Write every record out again exactly, and keep images out of it.

____

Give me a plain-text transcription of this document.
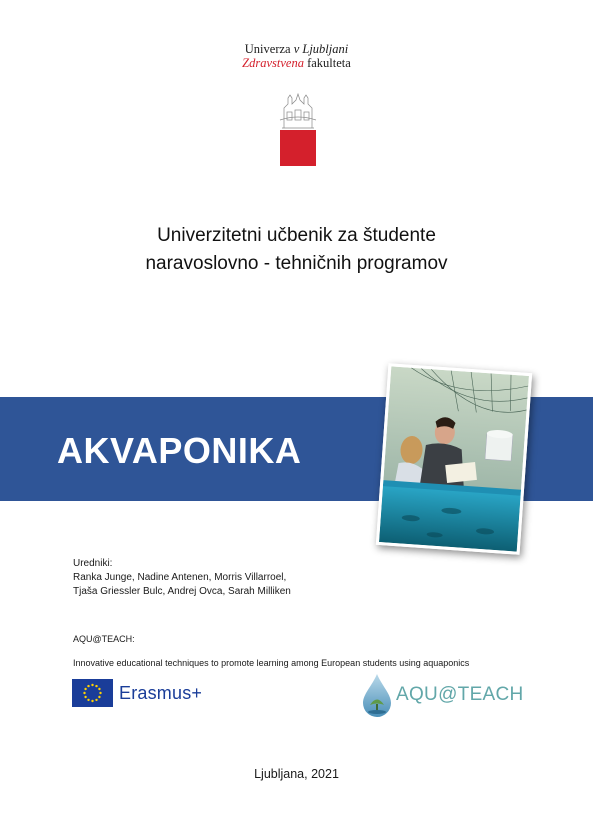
Univerza v Ljubljani
Zdravstvena fakulteta
Univerzitetni učbenik za študente
naravoslovno - tehničnih programov
AKVAPONIKA
Uredniki:
Ranka Junge, Nadine Antenen, Morris Villarroel,
Tjaša Griessler Bulc, Andrej Ovca, Sarah Milliken
AQU@TEACH:
Innovative educational techniques to promote learning among European students using aquaponics
Erasmus+	AQU@TEACH
Ljubljana, 2021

____

Full answer:
Give me a plain-text transcription of this document.
Univerza v Ljubljani
Zdravstvena fakulteta
Univerzitetni učbenik za študente
naravoslovno - tehničnih programov
AKVAPONIKA
Uredniki:
Ranka Junge, Nadine Antenen, Morris Villarroel,
Tjaša Griessler Bulc, Andrej Ovca, Sarah Milliken
AQU@TEACH:
Innovative educational techniques to promote learning among European students using aquaponics
Erasmus+	AQU@TEACH
Ljubljana, 2021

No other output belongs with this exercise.